◆ Set problem ◆
Show every line where "أخرجه" occurs.

>> Start Data excerpts

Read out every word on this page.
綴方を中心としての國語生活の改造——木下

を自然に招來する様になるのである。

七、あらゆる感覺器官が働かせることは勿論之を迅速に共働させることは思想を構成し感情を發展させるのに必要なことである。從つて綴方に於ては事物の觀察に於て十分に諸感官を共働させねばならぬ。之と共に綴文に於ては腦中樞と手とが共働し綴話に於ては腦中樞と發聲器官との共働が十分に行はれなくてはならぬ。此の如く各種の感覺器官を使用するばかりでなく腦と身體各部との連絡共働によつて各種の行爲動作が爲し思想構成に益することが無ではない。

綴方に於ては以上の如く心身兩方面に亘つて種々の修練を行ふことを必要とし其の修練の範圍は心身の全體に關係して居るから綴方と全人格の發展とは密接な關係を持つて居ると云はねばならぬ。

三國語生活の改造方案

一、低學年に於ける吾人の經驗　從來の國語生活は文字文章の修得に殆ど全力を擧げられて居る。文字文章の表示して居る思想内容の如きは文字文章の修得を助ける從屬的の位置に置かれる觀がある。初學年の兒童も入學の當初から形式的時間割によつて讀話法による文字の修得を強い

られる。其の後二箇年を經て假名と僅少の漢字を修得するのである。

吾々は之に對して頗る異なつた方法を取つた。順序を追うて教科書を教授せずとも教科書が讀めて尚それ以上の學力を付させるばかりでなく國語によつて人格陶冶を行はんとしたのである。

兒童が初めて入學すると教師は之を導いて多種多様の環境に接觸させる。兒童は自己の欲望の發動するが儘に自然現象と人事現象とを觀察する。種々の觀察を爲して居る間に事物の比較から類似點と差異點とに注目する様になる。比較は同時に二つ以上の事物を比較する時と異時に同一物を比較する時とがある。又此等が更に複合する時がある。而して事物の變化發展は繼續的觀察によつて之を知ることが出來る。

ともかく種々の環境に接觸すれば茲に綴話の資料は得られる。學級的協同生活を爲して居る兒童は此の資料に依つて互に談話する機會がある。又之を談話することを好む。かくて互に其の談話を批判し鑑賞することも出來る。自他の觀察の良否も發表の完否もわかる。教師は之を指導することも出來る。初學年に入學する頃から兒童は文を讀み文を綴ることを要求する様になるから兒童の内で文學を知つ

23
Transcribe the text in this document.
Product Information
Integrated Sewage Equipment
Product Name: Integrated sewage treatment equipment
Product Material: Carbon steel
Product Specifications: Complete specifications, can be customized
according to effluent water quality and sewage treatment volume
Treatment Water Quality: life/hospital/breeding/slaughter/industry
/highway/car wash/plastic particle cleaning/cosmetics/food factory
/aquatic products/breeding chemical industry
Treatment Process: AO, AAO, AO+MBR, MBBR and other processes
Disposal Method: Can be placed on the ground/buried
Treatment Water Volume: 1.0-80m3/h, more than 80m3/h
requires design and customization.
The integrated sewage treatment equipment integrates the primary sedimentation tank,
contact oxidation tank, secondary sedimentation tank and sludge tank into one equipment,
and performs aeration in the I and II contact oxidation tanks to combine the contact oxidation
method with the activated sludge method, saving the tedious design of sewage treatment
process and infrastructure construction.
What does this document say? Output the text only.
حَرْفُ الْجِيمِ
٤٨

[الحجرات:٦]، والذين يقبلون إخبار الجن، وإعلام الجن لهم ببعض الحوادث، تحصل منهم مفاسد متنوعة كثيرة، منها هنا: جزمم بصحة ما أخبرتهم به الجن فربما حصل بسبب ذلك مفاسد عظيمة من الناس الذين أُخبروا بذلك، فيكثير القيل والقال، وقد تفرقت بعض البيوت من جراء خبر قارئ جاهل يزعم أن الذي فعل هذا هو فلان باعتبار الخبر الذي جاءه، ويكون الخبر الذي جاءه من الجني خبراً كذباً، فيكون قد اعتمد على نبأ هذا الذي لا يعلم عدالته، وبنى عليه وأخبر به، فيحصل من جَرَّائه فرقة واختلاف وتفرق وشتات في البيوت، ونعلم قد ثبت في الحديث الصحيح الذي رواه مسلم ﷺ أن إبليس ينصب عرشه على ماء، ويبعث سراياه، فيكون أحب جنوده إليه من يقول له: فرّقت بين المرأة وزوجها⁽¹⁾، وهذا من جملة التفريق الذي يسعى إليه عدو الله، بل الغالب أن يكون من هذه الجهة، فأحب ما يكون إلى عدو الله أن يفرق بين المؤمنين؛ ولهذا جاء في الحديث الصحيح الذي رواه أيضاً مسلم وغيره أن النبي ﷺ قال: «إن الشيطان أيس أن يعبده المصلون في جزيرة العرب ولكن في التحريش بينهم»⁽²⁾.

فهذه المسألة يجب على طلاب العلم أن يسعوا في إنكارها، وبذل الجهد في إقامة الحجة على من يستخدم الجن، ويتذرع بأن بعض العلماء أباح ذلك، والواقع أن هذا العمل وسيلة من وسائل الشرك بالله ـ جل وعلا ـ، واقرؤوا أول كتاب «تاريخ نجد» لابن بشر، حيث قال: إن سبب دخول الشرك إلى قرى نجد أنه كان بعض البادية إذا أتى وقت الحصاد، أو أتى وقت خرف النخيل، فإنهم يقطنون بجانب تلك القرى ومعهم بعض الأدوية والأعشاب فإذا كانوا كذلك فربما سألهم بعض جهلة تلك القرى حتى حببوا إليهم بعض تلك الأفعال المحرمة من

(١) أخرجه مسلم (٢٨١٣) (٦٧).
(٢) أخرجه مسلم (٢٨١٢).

>> End Data excerpts

◆ Written solution ◆
(١) أخرجه مسلم (٢٨١٣) (٦٧).
(٢) أخرجه مسلم (٢٨١٢).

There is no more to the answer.